■ **SHORT PROBLEM**: Pull out every line with the word "Parallel" from the entries below.

■ **DATASET ROWS**:
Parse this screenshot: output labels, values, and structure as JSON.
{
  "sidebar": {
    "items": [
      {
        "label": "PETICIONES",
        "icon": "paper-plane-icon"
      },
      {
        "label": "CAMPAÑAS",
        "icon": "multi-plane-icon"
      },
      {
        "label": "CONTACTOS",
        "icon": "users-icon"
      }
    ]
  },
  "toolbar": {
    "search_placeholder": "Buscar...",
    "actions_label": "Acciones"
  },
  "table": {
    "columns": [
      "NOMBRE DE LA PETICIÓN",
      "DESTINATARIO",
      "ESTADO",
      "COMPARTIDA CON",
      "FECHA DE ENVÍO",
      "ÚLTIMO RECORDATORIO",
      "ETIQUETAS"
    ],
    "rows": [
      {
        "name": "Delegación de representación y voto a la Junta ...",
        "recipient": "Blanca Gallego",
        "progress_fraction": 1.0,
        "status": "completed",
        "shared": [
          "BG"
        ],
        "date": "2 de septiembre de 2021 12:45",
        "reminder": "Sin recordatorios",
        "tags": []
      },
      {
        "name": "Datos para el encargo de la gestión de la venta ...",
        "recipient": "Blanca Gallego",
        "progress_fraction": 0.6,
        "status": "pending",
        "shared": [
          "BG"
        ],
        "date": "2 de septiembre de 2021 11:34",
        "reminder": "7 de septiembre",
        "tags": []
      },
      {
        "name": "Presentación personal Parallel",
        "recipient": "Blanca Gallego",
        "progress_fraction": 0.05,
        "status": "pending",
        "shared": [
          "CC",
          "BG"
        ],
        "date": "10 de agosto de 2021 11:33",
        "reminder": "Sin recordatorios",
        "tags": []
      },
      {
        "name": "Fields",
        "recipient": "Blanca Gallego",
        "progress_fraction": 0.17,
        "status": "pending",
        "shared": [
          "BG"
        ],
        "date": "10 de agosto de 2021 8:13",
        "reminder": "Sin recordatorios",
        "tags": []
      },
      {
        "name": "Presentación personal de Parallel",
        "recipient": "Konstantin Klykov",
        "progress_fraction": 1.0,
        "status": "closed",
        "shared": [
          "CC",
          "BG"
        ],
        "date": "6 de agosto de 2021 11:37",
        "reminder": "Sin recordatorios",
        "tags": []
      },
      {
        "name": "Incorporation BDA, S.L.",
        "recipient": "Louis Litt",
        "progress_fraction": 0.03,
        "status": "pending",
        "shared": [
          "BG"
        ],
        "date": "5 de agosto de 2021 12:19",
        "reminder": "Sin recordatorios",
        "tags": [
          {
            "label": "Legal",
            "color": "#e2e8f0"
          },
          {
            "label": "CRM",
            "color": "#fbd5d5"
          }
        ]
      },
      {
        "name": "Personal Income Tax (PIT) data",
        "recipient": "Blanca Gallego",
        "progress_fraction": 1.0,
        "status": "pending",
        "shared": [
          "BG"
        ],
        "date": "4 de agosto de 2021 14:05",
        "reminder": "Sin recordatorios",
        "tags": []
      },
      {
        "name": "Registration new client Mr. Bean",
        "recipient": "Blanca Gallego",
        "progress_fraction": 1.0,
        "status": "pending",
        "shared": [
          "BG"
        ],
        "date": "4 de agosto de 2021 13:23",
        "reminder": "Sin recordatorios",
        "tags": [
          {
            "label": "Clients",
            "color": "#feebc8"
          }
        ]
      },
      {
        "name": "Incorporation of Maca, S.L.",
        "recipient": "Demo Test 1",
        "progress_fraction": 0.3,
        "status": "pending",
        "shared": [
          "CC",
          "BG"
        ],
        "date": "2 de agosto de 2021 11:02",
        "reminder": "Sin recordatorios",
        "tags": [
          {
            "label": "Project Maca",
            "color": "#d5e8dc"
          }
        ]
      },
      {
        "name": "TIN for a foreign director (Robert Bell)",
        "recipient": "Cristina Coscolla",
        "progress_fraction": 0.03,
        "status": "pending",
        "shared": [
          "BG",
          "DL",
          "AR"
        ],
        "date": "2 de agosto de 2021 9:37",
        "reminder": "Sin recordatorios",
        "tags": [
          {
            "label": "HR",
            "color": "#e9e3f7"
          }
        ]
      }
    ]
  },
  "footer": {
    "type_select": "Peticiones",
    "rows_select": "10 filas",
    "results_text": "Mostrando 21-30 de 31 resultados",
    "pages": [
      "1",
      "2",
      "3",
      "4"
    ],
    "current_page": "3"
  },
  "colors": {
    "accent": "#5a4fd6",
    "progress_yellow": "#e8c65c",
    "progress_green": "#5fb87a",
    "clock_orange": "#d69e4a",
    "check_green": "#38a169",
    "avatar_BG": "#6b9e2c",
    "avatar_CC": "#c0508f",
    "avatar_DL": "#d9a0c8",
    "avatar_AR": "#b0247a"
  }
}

* * *

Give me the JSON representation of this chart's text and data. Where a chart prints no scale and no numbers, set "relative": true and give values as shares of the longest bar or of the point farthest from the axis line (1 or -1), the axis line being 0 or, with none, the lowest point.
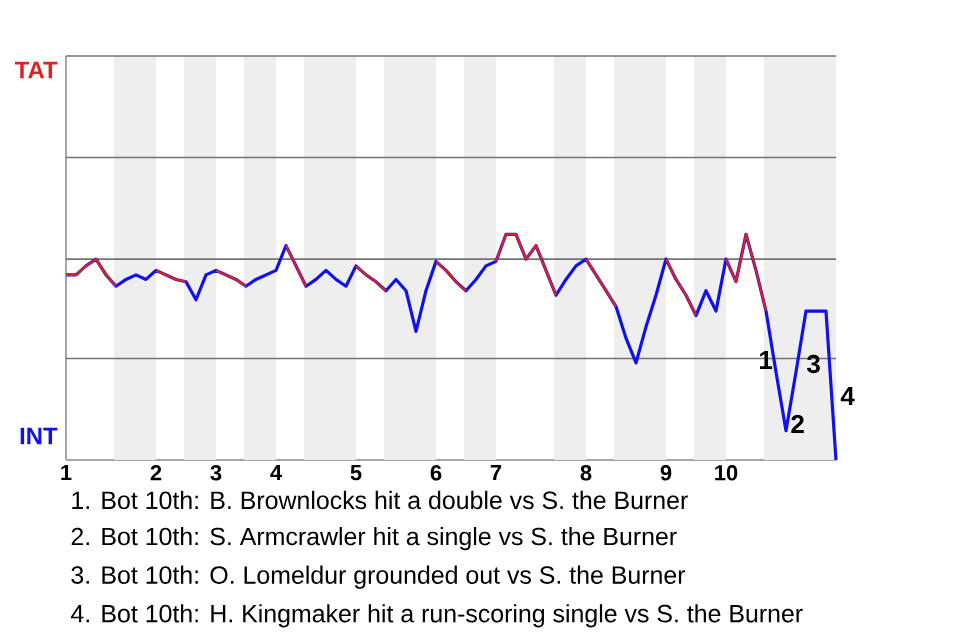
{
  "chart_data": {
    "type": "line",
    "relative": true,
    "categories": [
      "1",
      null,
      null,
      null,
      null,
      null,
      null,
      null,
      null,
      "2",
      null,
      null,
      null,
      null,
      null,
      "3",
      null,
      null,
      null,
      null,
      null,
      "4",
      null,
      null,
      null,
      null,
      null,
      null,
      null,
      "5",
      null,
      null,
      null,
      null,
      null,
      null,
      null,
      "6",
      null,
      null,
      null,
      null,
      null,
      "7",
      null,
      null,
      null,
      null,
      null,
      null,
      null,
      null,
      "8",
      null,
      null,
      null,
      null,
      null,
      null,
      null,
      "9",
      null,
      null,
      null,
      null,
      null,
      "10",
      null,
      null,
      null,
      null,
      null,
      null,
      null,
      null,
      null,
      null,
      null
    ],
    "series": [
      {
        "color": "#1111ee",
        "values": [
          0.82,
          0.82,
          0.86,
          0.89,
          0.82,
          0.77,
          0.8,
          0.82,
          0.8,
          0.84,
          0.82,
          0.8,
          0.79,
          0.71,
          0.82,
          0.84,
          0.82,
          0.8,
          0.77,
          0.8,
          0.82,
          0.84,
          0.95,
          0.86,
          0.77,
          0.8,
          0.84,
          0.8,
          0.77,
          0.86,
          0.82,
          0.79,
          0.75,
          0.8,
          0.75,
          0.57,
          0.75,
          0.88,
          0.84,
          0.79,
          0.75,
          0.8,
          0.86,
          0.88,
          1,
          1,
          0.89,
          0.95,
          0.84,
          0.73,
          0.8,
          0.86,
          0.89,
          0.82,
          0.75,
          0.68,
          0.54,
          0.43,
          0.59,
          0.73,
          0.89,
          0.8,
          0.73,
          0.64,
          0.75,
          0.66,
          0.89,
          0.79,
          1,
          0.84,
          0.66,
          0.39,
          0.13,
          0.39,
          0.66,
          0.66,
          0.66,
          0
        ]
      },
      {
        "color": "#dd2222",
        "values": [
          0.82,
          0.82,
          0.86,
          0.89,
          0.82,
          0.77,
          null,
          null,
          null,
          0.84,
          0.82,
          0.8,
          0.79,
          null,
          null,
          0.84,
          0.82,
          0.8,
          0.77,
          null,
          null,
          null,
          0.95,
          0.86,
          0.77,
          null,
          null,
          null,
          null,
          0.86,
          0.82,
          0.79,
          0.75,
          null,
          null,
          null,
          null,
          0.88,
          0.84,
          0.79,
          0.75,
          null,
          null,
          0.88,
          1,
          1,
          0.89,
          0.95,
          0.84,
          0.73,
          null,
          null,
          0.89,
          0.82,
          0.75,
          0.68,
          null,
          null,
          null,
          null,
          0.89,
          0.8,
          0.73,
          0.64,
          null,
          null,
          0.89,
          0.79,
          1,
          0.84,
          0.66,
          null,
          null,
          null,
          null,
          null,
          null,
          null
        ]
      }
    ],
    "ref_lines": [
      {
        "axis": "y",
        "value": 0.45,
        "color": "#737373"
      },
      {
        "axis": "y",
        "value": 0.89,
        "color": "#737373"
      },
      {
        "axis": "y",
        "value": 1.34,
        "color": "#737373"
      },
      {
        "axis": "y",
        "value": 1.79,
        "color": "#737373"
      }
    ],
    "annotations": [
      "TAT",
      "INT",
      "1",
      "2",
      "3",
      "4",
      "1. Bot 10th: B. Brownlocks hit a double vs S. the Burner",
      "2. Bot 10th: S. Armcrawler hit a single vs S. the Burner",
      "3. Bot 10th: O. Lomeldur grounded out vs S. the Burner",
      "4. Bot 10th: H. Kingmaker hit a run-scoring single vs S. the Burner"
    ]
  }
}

■ **TASK RESULT**:
        "name": "Presentación personal Parallel",
        "name": "Presentación personal de Parallel",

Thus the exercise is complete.